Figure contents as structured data

--- Begin ---

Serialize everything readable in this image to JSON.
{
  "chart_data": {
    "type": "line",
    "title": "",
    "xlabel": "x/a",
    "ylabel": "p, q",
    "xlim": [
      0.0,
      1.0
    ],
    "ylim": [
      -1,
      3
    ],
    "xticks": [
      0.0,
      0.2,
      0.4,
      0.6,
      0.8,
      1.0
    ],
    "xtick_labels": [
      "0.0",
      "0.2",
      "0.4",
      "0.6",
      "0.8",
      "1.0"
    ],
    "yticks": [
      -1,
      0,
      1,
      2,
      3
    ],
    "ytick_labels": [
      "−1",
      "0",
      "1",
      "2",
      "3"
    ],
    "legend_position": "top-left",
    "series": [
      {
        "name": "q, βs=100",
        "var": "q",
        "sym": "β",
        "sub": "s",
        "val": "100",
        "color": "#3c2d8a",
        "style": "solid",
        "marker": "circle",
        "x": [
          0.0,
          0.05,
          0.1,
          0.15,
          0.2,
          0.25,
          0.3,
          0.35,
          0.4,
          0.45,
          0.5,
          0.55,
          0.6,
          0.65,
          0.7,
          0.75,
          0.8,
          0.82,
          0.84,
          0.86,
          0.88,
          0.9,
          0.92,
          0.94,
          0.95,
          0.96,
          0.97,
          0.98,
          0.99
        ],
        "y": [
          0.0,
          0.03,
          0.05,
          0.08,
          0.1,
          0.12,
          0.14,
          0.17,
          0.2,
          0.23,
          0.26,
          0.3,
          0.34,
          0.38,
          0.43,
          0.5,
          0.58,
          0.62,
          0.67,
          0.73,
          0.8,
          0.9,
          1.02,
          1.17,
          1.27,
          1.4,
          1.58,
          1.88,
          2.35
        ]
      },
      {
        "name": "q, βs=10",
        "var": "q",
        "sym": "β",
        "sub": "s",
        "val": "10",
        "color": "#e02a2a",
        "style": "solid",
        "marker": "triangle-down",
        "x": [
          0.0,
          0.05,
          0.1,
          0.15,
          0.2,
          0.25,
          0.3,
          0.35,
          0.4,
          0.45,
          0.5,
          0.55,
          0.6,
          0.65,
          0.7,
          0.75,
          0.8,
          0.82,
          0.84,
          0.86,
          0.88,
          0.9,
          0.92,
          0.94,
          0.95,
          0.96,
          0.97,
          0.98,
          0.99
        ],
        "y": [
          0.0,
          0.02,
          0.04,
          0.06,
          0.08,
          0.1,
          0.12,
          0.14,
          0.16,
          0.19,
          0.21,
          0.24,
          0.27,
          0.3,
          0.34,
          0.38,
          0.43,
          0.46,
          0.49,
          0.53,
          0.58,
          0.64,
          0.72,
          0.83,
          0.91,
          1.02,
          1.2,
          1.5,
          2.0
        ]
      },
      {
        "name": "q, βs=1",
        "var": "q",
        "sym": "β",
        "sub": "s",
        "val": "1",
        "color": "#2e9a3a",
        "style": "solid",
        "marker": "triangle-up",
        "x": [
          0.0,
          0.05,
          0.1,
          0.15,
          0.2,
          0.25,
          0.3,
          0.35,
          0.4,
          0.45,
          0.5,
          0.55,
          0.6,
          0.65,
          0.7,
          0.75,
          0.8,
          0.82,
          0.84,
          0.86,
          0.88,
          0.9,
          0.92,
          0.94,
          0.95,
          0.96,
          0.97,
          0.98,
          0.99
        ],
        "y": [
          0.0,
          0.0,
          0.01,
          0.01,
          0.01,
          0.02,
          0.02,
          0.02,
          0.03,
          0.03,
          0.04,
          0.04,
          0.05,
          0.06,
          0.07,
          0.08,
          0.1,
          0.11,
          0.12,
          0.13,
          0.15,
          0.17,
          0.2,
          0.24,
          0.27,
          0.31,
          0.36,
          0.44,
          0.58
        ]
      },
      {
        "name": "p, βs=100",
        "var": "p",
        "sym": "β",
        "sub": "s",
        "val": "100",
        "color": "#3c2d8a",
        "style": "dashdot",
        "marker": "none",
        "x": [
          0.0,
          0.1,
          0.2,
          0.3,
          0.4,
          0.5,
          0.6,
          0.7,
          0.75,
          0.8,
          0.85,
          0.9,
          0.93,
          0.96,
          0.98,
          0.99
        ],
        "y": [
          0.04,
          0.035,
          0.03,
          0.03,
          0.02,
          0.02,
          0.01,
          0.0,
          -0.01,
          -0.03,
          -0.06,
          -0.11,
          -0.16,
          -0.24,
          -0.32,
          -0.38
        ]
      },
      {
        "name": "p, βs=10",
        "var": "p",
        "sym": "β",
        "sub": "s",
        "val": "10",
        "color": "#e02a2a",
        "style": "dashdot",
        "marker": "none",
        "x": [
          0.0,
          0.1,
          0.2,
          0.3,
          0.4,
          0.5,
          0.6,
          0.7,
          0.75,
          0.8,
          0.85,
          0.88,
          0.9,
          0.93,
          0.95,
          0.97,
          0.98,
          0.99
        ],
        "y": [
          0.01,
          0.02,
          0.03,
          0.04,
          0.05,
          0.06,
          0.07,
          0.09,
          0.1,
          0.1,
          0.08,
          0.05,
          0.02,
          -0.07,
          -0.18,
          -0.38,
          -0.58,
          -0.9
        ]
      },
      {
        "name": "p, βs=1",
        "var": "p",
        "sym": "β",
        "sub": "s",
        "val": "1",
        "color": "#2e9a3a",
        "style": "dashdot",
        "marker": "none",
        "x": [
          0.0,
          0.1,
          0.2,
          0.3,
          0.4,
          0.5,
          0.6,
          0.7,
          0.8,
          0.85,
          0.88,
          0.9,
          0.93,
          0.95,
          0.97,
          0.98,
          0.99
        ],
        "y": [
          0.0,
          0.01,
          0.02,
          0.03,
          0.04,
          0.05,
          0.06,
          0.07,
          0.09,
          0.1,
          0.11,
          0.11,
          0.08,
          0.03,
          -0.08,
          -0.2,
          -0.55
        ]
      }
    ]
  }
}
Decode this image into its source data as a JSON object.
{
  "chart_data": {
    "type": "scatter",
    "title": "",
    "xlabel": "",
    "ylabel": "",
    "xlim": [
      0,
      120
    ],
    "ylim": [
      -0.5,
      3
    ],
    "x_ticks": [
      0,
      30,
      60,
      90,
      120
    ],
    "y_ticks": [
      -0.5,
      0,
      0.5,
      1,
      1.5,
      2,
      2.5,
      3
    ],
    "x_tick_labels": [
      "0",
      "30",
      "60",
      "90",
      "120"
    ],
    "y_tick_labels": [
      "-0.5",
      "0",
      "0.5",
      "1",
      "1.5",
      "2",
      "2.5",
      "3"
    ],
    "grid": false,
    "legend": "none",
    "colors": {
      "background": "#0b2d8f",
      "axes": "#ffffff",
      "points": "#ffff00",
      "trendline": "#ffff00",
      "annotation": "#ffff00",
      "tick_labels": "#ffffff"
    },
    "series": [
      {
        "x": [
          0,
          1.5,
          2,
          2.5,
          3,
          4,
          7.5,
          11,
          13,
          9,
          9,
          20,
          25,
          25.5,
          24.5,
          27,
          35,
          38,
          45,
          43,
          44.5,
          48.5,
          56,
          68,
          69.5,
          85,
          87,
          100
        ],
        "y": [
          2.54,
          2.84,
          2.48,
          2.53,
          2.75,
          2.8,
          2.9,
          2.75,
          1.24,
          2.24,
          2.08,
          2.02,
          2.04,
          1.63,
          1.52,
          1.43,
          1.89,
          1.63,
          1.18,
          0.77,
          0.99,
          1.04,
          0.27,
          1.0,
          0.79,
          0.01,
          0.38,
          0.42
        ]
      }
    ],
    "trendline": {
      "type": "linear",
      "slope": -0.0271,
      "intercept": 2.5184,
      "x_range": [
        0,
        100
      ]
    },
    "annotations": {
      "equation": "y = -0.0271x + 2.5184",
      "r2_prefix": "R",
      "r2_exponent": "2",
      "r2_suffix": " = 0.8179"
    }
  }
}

--- End ---

- TASK TO CARRY OUT: Go back to the data above and please quote exactly, and only, the lines from the line with "Decode this image" through its last line.

- THE OUTPUT:
Decode this image into its source data as a JSON object.
{
  "chart_data": {
    "type": "scatter",
    "title": "",
    "xlabel": "",
    "ylabel": "",
    "xlim": [
      0,
      120
    ],
    "ylim": [
      -0.5,
      3
    ],
    "x_ticks": [
      0,
      30,
      60,
      90,
      120
    ],
    "y_ticks": [
      -0.5,
      0,
      0.5,
      1,
      1.5,
      2,
      2.5,
      3
    ],
    "x_tick_labels": [
      "0",
      "30",
      "60",
      "90",
      "120"
    ],
    "y_tick_labels": [
      "-0.5",
      "0",
      "0.5",
      "1",
      "1.5",
      "2",
      "2.5",
      "3"
    ],
    "grid": false,
    "legend": "none",
    "colors": {
      "background": "#0b2d8f",
      "axes": "#ffffff",
      "points": "#ffff00",
      "trendline": "#ffff00",
      "annotation": "#ffff00",
      "tick_labels": "#ffffff"
    },
    "series": [
      {
        "x": [
          0,
          1.5,
          2,
          2.5,
          3,
          4,
          7.5,
          11,
          13,
          9,
          9,
          20,
          25,
          25.5,
          24.5,
          27,
          35,
          38,
          45,
          43,
          44.5,
          48.5,
          56,
          68,
          69.5,
          85,
          87,
          100
        ],
        "y": [
          2.54,
          2.84,
          2.48,
          2.53,
          2.75,
          2.8,
          2.9,
          2.75,
          1.24,
          2.24,
          2.08,
          2.02,
          2.04,
          1.63,
          1.52,
          1.43,
          1.89,
          1.63,
          1.18,
          0.77,
          0.99,
          1.04,
          0.27,
          1.0,
          0.79,
          0.01,
          0.38,
          0.42
        ]
      }
    ],
    "trendline": {
      "type": "linear",
      "slope": -0.0271,
      "intercept": 2.5184,
      "x_range": [
        0,
        100
      ]
    },
    "annotations": {
      "equation": "y = -0.0271x + 2.5184",
      "r2_prefix": "R",
      "r2_exponent": "2",
      "r2_suffix": " = 0.8179"
    }
  }
}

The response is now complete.